START Provided data

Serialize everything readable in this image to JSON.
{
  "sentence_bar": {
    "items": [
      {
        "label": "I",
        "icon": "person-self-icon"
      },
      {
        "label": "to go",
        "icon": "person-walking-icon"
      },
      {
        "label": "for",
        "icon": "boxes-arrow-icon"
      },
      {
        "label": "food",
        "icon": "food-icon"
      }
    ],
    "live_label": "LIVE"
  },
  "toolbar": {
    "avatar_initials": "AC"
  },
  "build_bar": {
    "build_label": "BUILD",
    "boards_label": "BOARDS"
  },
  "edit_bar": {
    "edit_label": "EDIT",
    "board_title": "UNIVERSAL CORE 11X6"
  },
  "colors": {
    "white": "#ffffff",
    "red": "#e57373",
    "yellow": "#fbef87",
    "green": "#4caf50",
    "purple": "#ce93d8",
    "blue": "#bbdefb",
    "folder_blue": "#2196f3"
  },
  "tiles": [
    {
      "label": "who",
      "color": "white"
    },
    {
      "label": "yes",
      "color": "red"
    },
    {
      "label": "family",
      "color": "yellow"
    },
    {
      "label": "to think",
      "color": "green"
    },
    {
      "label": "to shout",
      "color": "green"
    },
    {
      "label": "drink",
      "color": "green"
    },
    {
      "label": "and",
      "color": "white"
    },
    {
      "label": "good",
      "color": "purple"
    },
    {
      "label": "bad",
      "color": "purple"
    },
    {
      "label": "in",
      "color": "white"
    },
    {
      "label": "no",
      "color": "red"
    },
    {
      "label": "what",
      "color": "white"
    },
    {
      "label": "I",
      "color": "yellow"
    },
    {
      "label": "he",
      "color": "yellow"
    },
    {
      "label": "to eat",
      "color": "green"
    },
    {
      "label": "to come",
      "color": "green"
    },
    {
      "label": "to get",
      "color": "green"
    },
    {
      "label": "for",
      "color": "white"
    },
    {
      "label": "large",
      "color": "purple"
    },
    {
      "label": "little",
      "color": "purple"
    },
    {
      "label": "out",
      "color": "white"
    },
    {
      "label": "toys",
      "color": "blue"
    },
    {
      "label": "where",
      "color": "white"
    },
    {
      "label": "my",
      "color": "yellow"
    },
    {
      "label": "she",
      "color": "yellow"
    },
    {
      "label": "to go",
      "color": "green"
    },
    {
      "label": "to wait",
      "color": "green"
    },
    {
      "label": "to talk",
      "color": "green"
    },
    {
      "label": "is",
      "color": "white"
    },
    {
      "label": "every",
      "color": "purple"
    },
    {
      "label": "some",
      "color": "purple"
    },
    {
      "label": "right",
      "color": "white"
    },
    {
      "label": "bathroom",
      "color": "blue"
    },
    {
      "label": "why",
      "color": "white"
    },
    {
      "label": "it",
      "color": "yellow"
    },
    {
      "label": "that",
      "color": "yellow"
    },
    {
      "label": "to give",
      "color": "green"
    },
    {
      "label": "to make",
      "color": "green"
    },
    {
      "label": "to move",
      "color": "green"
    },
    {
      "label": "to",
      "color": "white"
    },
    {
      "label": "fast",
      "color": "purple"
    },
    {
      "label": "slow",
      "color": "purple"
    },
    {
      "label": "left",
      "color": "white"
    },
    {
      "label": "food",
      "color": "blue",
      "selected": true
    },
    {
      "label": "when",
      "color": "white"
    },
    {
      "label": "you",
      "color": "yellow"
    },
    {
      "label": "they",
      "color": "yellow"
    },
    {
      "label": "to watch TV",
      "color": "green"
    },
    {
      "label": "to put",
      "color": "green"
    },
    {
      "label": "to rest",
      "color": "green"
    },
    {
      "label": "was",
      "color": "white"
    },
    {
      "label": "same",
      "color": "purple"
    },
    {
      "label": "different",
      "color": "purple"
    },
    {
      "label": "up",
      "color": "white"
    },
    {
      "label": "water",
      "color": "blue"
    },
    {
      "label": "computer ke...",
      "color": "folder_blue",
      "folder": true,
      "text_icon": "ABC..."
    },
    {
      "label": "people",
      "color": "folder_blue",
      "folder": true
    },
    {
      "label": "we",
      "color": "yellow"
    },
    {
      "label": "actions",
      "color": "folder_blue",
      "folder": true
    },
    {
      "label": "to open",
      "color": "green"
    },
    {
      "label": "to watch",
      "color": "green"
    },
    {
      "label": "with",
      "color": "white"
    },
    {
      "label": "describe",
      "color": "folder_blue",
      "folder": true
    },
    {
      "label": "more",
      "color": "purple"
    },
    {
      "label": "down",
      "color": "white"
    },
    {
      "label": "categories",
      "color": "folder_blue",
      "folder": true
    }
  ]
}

END Provided data

Keep only those lines of the records that hold "food", and return them.

        "label": "food",
        "icon": "food-icon"
      "label": "food",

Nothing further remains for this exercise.